(What is needed): Format the lines below as a numbered list, from the line containing "bottleneck-curve bbox=[25, 25, 775, 775]" through the line containing "Output each element", both included, and leave out any blank lines.

(Task inputs):
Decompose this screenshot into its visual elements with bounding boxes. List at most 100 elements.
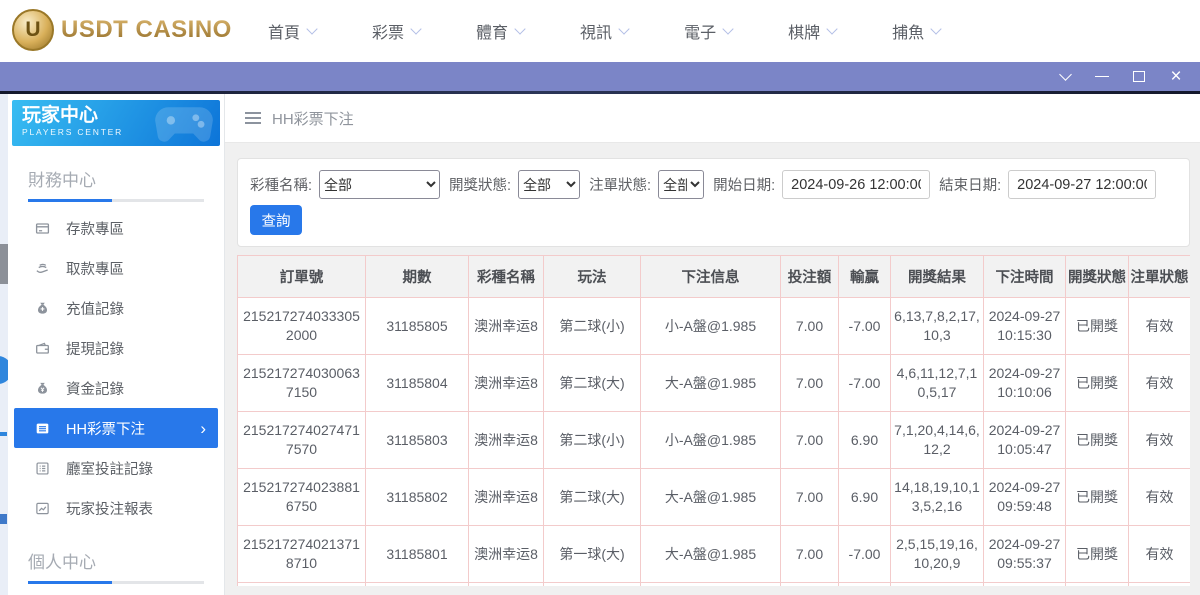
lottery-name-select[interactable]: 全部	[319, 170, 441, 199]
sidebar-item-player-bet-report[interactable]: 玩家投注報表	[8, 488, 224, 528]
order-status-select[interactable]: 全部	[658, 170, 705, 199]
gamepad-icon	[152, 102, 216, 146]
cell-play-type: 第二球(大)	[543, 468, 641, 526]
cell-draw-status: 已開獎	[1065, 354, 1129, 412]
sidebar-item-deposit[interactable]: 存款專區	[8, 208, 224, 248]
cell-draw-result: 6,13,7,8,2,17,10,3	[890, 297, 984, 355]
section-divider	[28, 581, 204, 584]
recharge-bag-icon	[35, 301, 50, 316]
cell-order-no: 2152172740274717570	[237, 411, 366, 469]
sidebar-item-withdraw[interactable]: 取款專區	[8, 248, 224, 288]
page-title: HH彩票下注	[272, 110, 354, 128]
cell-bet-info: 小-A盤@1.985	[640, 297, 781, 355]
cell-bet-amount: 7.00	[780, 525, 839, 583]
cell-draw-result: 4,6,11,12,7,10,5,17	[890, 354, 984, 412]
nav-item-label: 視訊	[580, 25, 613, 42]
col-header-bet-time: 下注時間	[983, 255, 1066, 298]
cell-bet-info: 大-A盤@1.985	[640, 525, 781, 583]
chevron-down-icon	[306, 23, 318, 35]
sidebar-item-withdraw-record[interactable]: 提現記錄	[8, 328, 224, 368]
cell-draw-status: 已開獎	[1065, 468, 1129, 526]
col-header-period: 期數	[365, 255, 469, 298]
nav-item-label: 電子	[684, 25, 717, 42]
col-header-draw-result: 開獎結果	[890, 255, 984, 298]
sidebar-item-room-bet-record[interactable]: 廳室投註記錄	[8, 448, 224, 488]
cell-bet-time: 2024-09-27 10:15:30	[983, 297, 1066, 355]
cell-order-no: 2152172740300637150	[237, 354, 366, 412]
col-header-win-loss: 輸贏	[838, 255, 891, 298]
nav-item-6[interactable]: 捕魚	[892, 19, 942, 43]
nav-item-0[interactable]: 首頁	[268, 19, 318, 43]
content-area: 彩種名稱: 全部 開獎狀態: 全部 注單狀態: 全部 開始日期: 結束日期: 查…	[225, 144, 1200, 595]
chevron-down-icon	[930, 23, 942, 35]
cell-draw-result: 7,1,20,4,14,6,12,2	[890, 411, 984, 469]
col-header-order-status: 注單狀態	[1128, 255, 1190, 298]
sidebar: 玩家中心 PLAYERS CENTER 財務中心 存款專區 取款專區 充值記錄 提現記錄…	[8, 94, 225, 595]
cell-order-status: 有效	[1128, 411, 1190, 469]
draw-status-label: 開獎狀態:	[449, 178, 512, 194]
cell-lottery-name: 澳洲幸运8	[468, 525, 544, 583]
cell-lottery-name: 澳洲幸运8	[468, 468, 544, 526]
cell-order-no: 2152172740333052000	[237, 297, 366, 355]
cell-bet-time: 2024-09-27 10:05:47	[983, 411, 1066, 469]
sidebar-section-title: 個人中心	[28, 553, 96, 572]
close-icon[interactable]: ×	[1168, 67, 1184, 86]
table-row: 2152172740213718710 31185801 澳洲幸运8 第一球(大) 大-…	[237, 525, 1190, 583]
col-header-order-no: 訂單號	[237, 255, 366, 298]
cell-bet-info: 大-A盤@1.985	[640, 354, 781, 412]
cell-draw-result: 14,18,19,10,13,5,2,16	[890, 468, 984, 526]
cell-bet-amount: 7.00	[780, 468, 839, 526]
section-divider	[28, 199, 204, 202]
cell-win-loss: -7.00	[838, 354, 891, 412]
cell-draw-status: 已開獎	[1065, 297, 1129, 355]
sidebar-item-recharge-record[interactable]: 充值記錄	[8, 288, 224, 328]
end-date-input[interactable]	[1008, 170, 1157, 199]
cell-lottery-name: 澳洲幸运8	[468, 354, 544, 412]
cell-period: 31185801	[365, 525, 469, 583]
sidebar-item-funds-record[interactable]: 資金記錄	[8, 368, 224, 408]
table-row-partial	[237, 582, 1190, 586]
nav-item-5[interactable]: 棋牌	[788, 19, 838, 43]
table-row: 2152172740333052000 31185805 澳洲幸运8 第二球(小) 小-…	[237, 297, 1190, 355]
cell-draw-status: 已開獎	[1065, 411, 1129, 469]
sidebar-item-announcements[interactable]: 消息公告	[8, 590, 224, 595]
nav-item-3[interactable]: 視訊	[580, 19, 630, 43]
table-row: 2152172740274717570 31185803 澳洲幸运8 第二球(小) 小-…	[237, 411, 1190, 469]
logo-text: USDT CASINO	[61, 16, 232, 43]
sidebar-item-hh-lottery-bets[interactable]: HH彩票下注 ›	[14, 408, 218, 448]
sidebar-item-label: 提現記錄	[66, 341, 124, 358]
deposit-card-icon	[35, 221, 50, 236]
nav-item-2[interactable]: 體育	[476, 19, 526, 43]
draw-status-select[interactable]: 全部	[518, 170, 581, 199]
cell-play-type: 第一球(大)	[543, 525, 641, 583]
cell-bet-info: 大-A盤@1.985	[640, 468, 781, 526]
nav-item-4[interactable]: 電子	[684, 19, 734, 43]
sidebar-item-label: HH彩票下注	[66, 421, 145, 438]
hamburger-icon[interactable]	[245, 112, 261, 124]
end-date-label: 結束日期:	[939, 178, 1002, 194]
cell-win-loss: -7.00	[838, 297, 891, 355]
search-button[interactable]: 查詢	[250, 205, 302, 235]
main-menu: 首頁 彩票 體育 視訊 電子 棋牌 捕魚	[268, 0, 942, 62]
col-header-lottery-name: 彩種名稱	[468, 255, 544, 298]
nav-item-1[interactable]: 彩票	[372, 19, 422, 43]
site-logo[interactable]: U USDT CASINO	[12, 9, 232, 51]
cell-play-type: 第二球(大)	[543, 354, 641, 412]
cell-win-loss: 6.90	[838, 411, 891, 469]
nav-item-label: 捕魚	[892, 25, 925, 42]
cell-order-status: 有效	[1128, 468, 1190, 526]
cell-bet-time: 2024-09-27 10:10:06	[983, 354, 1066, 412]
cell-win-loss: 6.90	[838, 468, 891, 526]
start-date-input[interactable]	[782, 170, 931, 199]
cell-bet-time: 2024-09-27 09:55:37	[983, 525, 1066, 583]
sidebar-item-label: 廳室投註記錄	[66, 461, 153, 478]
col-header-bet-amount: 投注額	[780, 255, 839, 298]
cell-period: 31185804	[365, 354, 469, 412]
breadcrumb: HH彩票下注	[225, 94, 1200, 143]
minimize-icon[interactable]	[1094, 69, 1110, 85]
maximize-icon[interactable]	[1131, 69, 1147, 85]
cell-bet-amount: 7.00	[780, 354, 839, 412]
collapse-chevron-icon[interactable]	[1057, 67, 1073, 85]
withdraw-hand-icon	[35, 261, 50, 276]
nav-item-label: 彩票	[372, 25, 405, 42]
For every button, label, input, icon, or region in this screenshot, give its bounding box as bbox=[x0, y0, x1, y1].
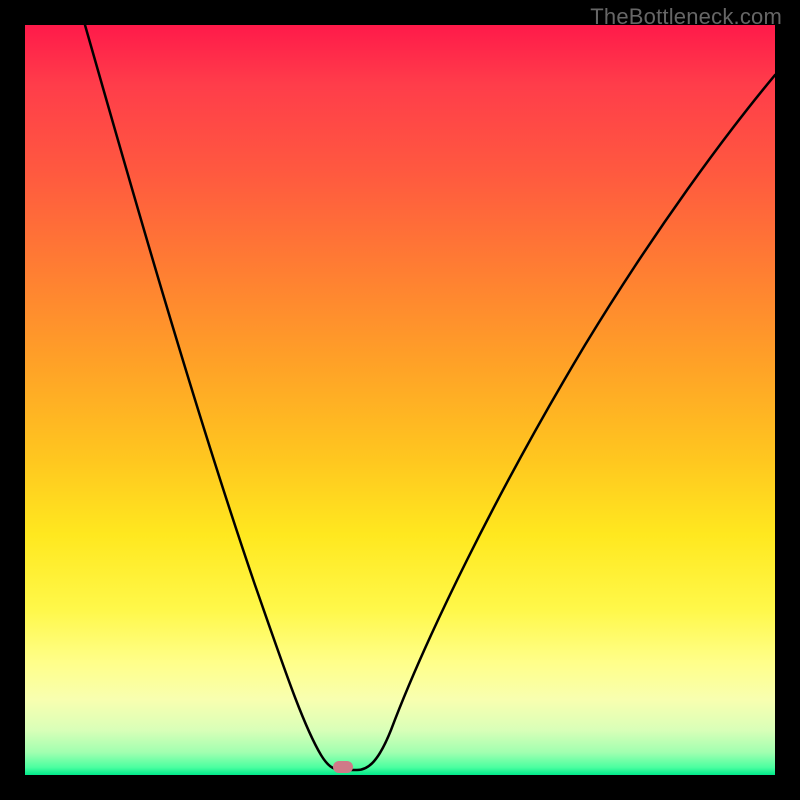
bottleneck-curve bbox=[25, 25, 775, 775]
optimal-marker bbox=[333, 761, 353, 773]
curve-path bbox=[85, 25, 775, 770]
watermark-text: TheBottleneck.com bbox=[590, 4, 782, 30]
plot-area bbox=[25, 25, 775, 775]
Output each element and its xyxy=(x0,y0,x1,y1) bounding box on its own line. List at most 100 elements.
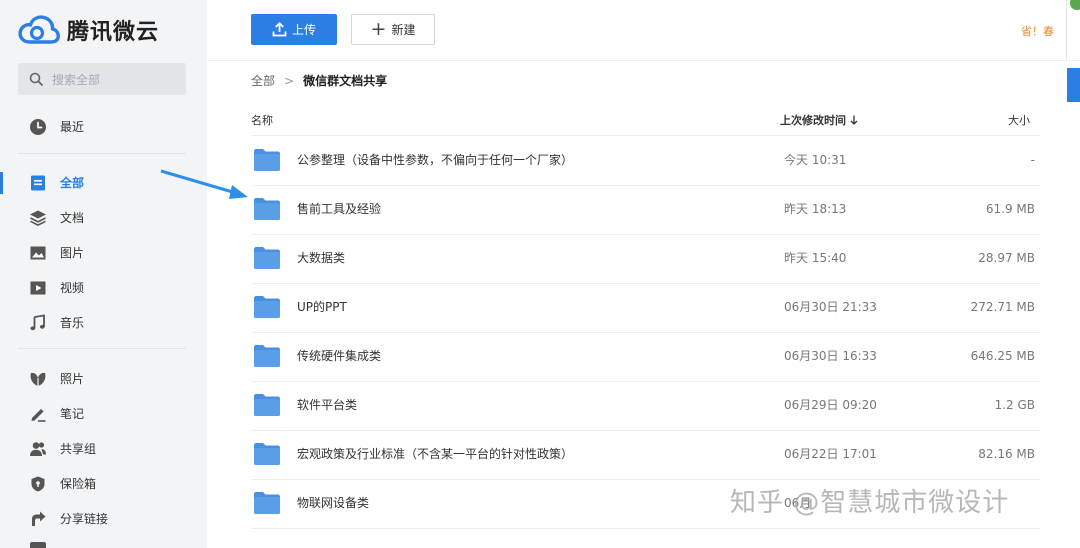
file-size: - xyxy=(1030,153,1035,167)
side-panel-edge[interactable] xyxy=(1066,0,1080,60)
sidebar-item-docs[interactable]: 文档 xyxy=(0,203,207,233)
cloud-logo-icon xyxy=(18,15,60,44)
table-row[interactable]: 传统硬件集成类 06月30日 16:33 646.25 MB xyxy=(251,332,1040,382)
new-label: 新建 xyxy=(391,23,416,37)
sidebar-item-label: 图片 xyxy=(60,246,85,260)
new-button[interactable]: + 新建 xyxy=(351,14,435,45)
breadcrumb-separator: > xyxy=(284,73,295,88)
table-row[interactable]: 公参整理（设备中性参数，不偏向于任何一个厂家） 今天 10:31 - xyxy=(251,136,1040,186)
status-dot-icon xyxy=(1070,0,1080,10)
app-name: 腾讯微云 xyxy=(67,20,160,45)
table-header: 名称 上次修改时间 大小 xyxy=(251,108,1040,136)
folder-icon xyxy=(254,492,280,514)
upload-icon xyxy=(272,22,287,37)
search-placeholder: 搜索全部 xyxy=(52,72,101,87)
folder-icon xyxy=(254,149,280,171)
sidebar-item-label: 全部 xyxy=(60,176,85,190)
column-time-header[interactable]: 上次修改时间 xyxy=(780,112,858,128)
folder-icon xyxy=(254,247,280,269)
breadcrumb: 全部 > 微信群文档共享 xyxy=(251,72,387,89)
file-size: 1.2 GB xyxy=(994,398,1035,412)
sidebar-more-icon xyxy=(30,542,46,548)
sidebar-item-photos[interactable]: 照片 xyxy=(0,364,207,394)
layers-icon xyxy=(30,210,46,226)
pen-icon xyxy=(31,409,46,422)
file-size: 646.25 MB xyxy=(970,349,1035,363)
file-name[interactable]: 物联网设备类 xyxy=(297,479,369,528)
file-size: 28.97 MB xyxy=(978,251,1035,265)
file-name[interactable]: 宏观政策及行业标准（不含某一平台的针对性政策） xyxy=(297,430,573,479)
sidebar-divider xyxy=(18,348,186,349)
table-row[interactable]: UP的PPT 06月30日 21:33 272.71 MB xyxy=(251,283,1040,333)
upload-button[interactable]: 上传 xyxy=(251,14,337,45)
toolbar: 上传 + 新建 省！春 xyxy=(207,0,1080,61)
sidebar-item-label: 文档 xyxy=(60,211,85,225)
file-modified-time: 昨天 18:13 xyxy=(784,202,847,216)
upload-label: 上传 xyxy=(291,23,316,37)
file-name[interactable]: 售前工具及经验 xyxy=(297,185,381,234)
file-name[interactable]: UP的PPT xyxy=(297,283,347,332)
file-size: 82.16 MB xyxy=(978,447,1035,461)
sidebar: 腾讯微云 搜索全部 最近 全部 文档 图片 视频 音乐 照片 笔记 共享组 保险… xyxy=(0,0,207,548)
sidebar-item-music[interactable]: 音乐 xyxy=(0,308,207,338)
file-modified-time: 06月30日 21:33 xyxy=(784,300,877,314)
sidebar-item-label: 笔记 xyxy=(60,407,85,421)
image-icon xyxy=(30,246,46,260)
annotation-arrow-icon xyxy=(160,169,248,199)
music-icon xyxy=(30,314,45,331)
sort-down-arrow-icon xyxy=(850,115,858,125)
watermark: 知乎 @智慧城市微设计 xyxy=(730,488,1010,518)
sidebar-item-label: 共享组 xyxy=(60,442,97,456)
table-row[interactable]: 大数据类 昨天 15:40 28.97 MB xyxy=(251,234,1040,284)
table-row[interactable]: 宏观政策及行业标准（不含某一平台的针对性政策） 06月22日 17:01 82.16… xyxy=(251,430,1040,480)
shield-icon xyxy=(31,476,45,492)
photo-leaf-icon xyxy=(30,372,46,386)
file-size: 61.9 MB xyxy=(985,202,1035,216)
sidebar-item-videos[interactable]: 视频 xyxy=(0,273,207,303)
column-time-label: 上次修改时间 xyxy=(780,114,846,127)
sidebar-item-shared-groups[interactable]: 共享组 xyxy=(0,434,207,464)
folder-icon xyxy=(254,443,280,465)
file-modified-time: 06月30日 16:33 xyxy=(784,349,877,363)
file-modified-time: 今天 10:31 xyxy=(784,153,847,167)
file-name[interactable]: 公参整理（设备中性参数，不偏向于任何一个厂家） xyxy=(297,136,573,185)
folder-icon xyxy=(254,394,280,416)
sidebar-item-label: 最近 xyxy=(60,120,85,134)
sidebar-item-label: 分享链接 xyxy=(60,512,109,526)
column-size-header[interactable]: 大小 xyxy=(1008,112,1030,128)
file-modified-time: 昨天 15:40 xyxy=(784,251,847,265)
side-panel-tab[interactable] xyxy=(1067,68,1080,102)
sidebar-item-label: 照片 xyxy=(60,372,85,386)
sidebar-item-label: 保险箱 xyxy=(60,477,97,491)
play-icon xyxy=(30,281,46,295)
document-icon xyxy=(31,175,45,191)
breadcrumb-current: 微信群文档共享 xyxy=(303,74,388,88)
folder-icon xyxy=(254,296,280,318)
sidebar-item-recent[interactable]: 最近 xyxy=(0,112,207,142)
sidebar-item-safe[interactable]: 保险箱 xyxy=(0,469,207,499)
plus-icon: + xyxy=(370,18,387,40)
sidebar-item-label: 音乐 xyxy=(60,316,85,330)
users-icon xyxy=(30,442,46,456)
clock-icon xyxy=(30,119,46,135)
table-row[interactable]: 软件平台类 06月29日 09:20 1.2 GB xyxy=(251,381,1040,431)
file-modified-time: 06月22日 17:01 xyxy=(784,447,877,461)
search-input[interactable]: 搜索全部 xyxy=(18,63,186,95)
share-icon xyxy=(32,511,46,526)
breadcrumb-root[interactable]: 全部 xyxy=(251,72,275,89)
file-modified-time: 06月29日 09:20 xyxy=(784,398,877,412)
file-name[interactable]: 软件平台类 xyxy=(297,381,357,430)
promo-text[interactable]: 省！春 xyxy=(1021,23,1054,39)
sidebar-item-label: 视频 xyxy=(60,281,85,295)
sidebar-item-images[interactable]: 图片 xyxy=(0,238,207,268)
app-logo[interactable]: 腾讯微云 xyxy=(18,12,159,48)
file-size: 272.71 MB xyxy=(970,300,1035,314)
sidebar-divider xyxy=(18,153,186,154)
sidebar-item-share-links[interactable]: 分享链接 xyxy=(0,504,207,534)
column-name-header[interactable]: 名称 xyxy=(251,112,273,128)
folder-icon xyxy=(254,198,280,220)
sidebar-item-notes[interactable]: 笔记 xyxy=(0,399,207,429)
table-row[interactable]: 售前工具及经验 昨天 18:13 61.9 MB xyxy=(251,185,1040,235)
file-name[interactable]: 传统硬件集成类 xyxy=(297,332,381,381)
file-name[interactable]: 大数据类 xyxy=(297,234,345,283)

(Response below):
1. bottleneck-curve bbox=[25, 25, 775, 775]
2. optimal-marker bbox=[333, 761, 353, 773]
3. curve-path bbox=[85, 25, 775, 770]
4. watermark-text: TheBottleneck.com bbox=[590, 4, 782, 30]
5. plot-area bbox=[25, 25, 775, 775]
6. Output each element and its xyxy=(x0,y0,x1,y1) bounding box on its own line. List at most 100 elements.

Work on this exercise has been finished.